_Trecho fornecido_
+++

A propósito, existe alguma canção mais linda que “Índia” no planeta Terra?

Em Caçador (SC), cidadela do Contestado onde meus pais se casaram em 1954, ouço funk brasileiro bombando nos soundsystems dos automóveis.

Na rodovia que passa por Pato Branco, Mariópolis e Palmas (PR) antes de chegar às terras evangelizadas de Santa Catarina, ouço em meu fone interno Roberto Carlos, Roberto Carlos, Roberto Carlos: “Minha Tia” (1976), “Lady Laura” (1978), “Meu Querido, Meu Velho, Meu Amigo” (1979), “A Guerra dos Meninos” (1980), o suprassumo da música caipira sertaneja indígena capixaba do Robertão.

Já imaginou Roberto secundado por harpas paraguayas?, eu já. Existe a versão de “Índia” por Roberto, uma interpretação tão resistente como uma mula empacada – mas existe.

Roberto Carlos nasceu em Cachoeiro do Itapemirim (ES), em meio às índias capixabas naraleão. Nasceu, Roberto Índio do Brasil, em 19 de abril: dia do índio, dia do nascimento do ditador Getúlio Vargas.

1972 Em Busca do OuroRuy Maurity segue zumbizando em meus ouvidos. Quem tem medo da música caipira? Quem tem medo dos índios brasileiros? Quem temos medo de nós mesmos? Quem temos medo do Brasil? Por que sempre tivemos tanto medo de nós mesmos?

+++

_Dados fornecidos_
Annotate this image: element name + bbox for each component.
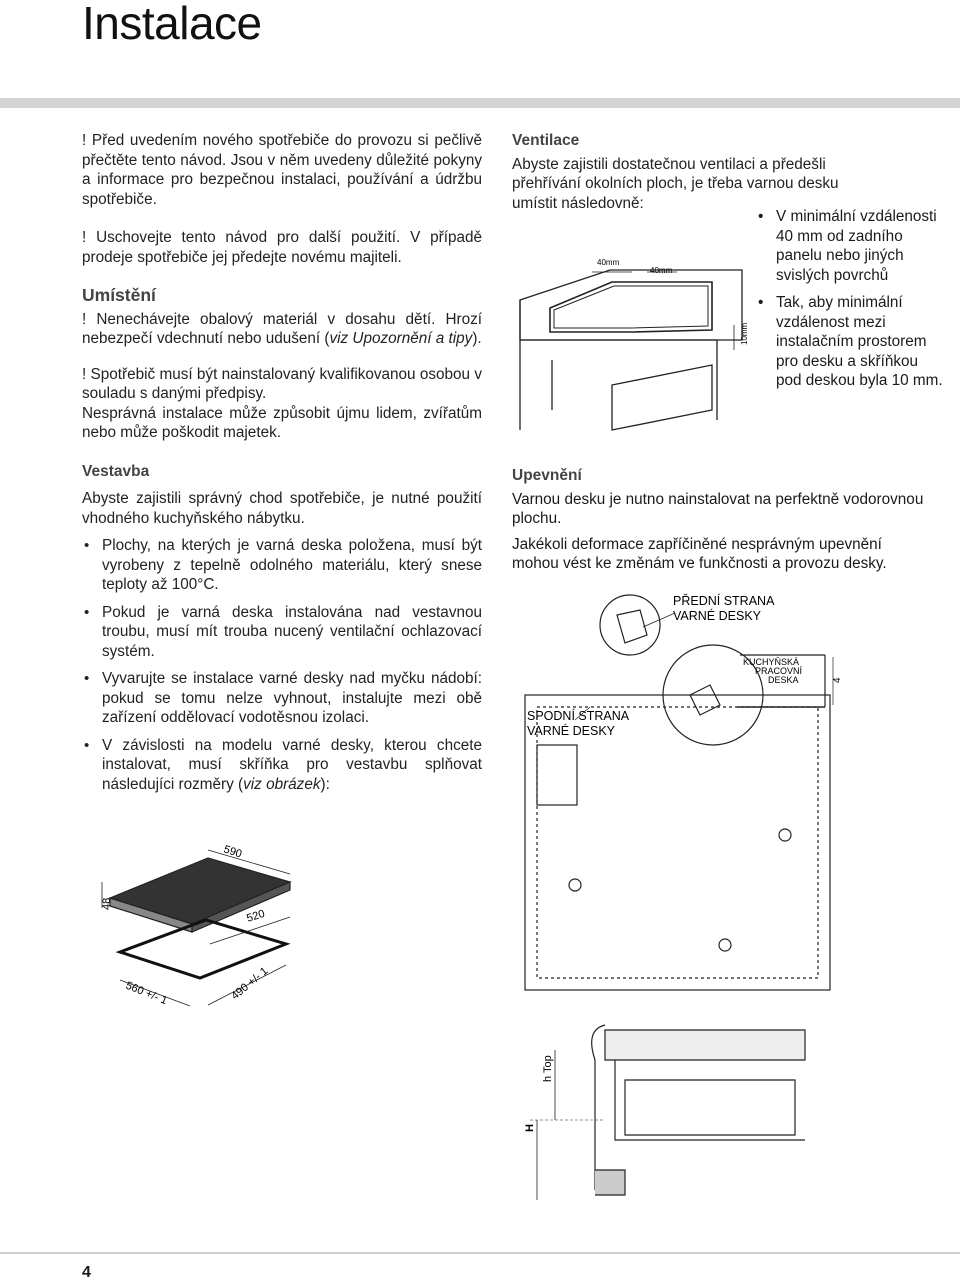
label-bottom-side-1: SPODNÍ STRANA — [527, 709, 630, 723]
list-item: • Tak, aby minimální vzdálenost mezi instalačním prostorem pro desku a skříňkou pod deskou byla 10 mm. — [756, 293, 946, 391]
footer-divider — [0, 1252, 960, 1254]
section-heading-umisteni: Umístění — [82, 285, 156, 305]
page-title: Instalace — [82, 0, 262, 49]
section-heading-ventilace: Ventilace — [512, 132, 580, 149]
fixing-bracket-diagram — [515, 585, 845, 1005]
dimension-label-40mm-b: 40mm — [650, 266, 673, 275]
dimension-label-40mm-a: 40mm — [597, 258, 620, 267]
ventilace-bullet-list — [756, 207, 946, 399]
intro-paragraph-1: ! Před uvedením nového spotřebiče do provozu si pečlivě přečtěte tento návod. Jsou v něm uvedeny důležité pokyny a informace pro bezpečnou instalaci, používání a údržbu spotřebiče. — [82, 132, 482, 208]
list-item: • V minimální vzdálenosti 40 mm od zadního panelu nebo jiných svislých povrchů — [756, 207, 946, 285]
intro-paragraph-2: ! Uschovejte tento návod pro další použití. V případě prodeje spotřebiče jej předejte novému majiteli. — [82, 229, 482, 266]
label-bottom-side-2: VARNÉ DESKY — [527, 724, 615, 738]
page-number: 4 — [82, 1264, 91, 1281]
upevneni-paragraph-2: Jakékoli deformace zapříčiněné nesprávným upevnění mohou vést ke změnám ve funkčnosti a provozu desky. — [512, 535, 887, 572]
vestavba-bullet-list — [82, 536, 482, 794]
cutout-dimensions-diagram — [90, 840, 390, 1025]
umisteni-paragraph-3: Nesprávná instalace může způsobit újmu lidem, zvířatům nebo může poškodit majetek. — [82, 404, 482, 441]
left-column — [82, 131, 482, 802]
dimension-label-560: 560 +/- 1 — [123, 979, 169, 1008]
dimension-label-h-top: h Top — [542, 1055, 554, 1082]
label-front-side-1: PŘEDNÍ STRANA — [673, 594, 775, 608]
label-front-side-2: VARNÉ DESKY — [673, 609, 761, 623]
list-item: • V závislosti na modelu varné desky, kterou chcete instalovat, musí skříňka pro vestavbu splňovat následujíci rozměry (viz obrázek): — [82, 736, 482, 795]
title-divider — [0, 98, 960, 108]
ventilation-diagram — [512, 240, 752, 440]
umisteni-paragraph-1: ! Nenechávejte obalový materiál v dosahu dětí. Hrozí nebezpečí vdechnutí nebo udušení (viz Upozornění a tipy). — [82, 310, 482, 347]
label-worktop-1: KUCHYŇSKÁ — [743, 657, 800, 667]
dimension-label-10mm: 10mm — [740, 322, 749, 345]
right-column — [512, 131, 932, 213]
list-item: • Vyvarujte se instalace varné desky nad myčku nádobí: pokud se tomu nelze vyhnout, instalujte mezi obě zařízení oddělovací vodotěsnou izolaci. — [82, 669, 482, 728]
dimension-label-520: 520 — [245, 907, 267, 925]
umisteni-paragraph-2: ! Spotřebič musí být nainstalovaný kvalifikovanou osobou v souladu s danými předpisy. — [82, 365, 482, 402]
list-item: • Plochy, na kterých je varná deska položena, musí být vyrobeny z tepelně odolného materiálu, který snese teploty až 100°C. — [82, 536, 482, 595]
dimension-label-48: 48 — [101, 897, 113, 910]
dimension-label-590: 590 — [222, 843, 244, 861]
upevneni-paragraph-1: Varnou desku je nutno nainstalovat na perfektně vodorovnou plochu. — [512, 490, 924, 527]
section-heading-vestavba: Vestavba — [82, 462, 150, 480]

+++

_Requisitos_
1: Com base no trecho, responda:
(a) Em que ano se casaram os pais mencionados em Caçador (SC)?
(b) Em que cidade nasceu Roberto Carlos?
(c) A que ano o trecho associa a canção “Lady Laura”?
2: Extraia do trecho, sem qualquer alteração, tudo o que vai de “Em Caçador (SC), cidadela” até “capixaba do Robertão.”.
Os dados provêm de outra fonte, distinta do trecho.

_Respostas_
1:
(a) 1954.
(b) Cachoeiro do Itapemirim (ES).
(c) 1978.

2:
Em Caçador (SC), cidadela do Contestado onde meus pais se casaram em 1954, ouço funk brasileiro bombando nos soundsystems dos automóveis.

Na rodovia que passa por Pato Branco, Mariópolis e Palmas (PR) antes de chegar às terras evangelizadas de Santa Catarina, ouço em meu fone interno Roberto Carlos, Roberto Carlos, Roberto Carlos: “Minha Tia” (1976), “Lady Laura” (1978), “Meu Querido, Meu Velho, Meu Amigo” (1979), “A Guerra dos Meninos” (1980), o suprassumo da música caipira sertaneja indígena capixaba do Robertão.